### The problem
Replace every "scatter-point" with "data-point" in the rows from the one containing "For every button, label, input, icon, or" down to the one containing "y-tick-label: -0.2 — [88, 288, 100, 295]", and return only those rows, otherwise unchanged.
* BEGIN Supplied records *
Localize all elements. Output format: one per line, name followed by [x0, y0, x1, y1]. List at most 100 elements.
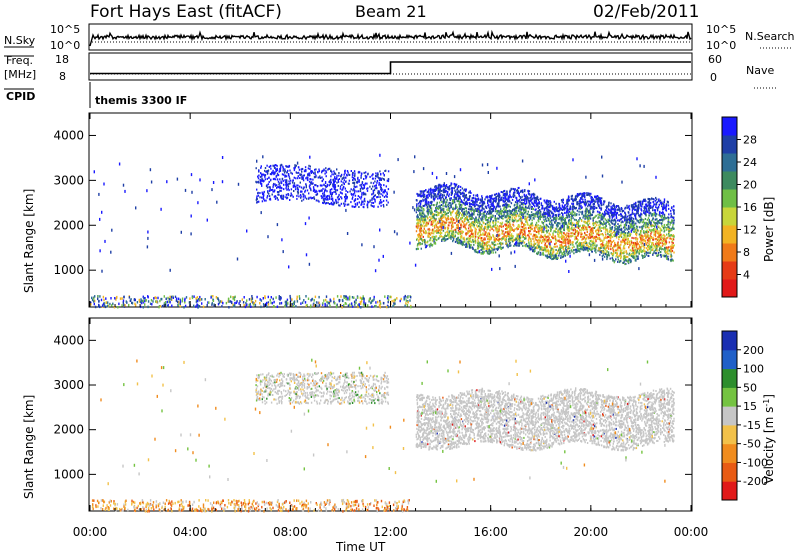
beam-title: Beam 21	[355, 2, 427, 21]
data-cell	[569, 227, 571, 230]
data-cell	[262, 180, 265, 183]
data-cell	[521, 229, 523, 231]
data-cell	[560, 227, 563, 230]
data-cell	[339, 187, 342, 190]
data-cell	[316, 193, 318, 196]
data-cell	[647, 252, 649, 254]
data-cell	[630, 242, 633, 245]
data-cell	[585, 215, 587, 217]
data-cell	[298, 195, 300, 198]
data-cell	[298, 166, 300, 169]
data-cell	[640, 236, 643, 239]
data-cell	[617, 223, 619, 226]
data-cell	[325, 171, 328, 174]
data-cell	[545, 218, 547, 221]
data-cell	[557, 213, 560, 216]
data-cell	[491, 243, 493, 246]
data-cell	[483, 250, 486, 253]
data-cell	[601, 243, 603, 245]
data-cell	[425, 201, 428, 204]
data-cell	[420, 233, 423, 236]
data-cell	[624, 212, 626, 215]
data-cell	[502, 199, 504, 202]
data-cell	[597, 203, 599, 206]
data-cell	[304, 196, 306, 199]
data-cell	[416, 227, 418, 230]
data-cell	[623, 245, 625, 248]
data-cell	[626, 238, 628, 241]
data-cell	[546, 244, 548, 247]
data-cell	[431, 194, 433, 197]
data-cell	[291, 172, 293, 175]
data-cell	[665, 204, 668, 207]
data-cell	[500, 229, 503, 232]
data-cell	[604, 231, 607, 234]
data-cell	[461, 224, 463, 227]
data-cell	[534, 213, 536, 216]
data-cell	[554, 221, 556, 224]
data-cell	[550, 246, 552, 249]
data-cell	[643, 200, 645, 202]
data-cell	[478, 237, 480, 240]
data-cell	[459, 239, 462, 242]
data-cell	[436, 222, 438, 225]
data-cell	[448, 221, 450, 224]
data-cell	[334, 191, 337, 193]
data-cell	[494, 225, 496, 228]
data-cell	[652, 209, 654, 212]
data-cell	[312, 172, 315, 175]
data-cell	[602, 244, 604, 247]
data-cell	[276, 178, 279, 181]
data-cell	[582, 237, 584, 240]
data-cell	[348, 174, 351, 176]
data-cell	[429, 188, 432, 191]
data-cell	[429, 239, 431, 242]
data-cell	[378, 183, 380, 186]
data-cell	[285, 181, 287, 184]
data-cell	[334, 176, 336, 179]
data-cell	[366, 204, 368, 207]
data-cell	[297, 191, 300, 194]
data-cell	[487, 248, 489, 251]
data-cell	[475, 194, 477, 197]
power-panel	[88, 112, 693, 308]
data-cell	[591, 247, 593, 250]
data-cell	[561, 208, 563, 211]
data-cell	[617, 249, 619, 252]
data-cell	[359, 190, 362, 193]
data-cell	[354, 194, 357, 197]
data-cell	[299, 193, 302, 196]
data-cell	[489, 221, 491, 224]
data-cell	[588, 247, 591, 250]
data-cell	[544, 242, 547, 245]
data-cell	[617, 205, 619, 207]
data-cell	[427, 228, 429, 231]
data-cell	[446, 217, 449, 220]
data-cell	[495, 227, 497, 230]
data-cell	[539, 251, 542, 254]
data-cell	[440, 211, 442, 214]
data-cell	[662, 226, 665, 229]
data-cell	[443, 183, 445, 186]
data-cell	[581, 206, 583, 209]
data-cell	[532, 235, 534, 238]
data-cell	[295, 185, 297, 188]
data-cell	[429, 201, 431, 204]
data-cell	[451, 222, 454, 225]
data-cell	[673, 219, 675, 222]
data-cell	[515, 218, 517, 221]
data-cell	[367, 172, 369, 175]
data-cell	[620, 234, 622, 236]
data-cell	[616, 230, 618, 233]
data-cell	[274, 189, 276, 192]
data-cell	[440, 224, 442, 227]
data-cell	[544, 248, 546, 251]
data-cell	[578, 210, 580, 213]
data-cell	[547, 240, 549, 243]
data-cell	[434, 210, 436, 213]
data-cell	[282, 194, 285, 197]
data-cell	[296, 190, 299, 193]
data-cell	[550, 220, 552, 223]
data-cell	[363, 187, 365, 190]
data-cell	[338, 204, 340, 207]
* END Supplied records *
* BEGIN Supplied records *
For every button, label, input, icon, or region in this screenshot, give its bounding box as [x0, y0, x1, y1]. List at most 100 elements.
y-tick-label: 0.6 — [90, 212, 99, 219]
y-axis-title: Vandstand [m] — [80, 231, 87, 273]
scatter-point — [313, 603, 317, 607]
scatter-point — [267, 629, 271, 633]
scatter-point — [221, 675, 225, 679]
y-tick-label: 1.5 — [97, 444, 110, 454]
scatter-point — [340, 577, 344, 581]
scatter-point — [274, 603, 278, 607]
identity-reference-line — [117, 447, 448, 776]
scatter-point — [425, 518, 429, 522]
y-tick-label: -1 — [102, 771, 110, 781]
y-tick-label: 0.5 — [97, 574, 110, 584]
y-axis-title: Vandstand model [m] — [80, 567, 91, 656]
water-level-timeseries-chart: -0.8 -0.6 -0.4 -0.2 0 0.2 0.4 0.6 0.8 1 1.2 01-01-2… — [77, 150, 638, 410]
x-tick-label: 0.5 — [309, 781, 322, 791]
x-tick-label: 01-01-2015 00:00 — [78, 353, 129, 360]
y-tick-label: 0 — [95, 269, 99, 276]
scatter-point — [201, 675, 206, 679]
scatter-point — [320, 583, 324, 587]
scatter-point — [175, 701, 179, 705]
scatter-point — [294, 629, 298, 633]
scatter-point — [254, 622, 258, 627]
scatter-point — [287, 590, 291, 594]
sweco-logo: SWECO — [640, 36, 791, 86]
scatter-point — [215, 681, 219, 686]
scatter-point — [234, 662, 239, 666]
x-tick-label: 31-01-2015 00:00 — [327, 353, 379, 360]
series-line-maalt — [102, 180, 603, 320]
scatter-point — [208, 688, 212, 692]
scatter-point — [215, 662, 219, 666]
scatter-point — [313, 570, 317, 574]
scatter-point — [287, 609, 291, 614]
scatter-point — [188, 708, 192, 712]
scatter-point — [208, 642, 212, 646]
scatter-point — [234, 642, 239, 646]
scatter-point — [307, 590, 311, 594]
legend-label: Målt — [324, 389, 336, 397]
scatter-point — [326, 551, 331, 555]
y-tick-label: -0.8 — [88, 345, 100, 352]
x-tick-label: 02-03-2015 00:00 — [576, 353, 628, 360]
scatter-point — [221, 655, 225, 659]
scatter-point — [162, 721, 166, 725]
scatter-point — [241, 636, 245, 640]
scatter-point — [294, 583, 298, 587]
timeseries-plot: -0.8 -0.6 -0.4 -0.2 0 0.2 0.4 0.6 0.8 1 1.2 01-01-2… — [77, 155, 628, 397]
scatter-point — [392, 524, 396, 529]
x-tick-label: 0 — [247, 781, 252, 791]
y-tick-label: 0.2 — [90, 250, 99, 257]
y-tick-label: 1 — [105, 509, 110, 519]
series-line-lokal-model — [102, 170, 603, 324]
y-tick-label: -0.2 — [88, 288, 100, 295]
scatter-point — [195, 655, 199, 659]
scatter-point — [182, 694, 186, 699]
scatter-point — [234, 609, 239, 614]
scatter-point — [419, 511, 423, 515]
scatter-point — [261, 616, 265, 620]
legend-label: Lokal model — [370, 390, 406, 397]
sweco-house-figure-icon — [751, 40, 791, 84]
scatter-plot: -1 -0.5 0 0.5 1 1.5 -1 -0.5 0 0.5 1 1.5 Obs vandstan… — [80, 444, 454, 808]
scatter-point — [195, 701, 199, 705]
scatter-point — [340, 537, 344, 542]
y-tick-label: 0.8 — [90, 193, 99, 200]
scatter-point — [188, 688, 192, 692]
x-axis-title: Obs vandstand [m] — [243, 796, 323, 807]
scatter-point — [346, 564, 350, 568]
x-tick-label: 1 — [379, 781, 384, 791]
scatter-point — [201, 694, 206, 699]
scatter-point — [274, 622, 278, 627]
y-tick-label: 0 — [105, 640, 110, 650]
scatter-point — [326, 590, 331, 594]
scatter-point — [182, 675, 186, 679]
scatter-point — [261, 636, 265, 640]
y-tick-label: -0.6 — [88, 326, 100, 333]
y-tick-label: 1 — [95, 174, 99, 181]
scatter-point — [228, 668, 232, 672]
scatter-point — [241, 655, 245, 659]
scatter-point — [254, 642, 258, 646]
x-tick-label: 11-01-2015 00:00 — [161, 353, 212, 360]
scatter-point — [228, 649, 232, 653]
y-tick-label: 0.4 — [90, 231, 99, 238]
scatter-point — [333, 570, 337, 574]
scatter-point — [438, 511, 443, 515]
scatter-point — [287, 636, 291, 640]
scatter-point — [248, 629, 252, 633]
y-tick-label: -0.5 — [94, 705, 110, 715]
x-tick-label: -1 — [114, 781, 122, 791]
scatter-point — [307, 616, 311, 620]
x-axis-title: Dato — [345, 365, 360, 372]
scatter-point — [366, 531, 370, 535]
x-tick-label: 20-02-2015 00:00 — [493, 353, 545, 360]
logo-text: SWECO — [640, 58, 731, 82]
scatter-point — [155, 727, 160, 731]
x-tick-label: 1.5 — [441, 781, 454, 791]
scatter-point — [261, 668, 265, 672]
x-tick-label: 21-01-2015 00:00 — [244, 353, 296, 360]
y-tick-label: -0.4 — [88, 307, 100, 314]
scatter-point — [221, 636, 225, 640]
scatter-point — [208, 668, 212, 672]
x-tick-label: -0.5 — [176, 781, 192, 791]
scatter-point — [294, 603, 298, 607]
* END Supplied records *
* BEGIN Supplied records *
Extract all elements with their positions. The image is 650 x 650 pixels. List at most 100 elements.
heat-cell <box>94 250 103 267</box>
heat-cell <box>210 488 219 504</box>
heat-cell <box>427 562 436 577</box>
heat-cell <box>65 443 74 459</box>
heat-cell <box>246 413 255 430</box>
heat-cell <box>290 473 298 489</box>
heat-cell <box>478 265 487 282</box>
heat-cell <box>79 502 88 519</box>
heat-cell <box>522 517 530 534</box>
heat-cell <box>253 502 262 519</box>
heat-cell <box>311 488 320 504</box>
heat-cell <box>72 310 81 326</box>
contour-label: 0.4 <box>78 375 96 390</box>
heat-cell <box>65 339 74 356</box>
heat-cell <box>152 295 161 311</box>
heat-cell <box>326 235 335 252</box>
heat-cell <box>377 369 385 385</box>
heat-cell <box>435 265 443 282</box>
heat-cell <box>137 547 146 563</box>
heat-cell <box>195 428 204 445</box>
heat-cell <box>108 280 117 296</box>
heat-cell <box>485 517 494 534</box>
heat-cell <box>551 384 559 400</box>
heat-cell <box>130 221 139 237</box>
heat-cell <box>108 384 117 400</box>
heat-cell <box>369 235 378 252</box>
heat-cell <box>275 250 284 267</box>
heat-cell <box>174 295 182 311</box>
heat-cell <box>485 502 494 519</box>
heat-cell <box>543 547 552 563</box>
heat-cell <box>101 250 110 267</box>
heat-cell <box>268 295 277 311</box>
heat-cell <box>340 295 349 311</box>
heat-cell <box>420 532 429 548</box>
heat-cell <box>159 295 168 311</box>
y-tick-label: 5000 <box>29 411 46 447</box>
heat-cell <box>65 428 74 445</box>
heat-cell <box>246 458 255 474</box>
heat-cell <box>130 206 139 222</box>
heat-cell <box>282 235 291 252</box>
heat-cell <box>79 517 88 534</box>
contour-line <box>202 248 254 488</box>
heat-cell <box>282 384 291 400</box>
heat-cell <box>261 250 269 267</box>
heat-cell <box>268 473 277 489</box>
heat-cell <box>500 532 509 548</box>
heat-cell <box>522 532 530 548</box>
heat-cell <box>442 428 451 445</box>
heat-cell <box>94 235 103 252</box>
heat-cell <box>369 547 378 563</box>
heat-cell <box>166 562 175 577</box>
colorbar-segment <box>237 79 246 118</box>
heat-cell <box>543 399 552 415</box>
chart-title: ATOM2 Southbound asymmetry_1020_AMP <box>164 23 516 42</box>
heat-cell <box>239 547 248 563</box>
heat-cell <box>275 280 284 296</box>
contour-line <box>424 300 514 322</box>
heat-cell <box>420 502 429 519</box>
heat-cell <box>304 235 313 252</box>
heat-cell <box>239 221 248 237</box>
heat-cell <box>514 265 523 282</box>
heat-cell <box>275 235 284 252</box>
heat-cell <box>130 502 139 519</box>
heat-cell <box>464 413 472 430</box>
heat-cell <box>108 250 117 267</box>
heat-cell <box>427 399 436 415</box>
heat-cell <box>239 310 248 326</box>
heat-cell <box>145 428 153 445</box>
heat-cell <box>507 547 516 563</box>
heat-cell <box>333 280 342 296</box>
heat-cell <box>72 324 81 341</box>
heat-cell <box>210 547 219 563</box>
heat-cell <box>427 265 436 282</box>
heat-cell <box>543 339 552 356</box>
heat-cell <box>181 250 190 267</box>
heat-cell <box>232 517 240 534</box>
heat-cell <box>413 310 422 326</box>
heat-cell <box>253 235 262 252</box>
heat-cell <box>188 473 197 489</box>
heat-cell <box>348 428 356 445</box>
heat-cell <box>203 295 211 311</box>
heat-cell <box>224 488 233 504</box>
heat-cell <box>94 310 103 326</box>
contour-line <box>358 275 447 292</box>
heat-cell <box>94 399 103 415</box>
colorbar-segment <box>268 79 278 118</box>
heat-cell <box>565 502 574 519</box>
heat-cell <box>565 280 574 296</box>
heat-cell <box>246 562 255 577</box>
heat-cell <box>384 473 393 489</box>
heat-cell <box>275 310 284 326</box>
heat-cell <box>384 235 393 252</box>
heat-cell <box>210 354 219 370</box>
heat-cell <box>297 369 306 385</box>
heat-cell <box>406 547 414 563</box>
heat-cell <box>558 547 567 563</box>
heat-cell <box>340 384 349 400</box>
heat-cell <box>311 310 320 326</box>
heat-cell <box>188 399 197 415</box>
* END Supplied records *
### Solution below
For every button, label, input, icon, or region in this screenshot, give its bounding box as [x0, y0, x1, y1]. List at most 100 elements.
y-tick-label: 0.6 — [90, 212, 99, 219]
y-axis-title: Vandstand [m] — [80, 231, 87, 273]
data-point — [313, 603, 317, 607]
data-point — [267, 629, 271, 633]
data-point — [221, 675, 225, 679]
y-tick-label: 1.5 — [97, 444, 110, 454]
data-point — [340, 577, 344, 581]
data-point — [274, 603, 278, 607]
identity-reference-line — [117, 447, 448, 776]
data-point — [425, 518, 429, 522]
y-tick-label: -1 — [102, 771, 110, 781]
y-tick-label: 0.5 — [97, 574, 110, 584]
y-axis-title: Vandstand model [m] — [80, 567, 91, 656]
water-level-timeseries-chart: -0.8 -0.6 -0.4 -0.2 0 0.2 0.4 0.6 0.8 1 1.2 01-01-2… — [77, 150, 638, 410]
x-tick-label: 0.5 — [309, 781, 322, 791]
x-tick-label: 01-01-2015 00:00 — [78, 353, 129, 360]
y-tick-label: 0 — [95, 269, 99, 276]
data-point — [201, 675, 206, 679]
data-point — [320, 583, 324, 587]
data-point — [175, 701, 179, 705]
data-point — [294, 629, 298, 633]
data-point — [254, 622, 258, 627]
data-point — [287, 590, 291, 594]
sweco-logo: SWECO — [640, 36, 791, 86]
data-point — [215, 681, 219, 686]
data-point — [234, 662, 239, 666]
x-tick-label: 31-01-2015 00:00 — [327, 353, 379, 360]
series-line-maalt — [102, 180, 603, 320]
data-point — [208, 688, 212, 692]
data-point — [215, 662, 219, 666]
data-point — [313, 570, 317, 574]
data-point — [287, 609, 291, 614]
data-point — [188, 708, 192, 712]
data-point — [208, 642, 212, 646]
data-point — [234, 642, 239, 646]
data-point — [307, 590, 311, 594]
legend-label: Målt — [324, 389, 336, 397]
data-point — [326, 551, 331, 555]
y-tick-label: -0.8 — [88, 345, 100, 352]
x-tick-label: 02-03-2015 00:00 — [576, 353, 628, 360]
data-point — [221, 655, 225, 659]
data-point — [162, 721, 166, 725]
data-point — [241, 636, 245, 640]
data-point — [294, 583, 298, 587]
timeseries-plot: -0.8 -0.6 -0.4 -0.2 0 0.2 0.4 0.6 0.8 1 1.2 01-01-2… — [77, 155, 628, 397]
data-point — [392, 524, 396, 529]
x-tick-label: 0 — [247, 781, 252, 791]
y-tick-label: 0.2 — [90, 250, 99, 257]
y-tick-label: 1 — [105, 509, 110, 519]
series-line-lokal-model — [102, 170, 603, 324]
y-tick-label: -0.2 — [88, 288, 100, 295]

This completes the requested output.